Stored records
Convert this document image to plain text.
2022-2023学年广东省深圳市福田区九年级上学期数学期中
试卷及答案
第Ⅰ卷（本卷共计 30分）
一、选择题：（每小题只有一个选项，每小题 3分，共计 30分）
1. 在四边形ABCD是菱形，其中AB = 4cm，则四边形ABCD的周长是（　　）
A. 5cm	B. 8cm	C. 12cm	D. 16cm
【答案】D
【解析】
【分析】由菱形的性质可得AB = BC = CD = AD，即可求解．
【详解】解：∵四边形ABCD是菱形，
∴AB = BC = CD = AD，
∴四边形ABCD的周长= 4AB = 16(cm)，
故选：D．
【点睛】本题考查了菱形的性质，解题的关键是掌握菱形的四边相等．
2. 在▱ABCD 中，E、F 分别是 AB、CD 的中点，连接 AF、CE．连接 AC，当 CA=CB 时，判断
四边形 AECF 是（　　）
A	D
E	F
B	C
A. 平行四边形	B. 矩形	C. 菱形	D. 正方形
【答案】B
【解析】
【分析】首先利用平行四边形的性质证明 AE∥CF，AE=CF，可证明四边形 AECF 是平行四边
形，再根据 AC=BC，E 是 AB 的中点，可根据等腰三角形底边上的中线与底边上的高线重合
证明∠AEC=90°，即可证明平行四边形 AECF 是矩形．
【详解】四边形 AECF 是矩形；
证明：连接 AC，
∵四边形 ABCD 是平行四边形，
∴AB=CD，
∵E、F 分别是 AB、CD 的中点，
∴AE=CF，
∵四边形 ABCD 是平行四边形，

* What you need to do: Copy each line containing the word "AECF" from the data.

* Answer to the problem:
四边形 AECF 是（　　）
【分析】首先利用平行四边形的性质证明 AE∥CF，AE=CF，可证明四边形 AECF 是平行四边
证明∠AEC=90°，即可证明平行四边形 AECF 是矩形．
【详解】四边形 AECF 是矩形；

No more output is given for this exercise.